Extracted records:

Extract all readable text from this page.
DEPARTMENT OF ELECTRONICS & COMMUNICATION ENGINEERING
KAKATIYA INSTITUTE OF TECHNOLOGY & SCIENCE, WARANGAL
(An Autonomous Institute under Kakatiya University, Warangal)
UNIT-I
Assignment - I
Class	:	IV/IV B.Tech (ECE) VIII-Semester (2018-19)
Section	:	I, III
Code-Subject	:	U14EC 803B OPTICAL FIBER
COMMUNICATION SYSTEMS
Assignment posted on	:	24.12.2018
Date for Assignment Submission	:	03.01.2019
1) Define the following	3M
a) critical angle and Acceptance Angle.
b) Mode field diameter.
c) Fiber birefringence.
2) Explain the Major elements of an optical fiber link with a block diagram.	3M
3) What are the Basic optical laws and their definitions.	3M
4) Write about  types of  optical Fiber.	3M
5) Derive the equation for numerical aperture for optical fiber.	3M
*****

Stated problem: Only the number should be given: how many lines of the data contain the word "Assignment"?

Solution to this task: 3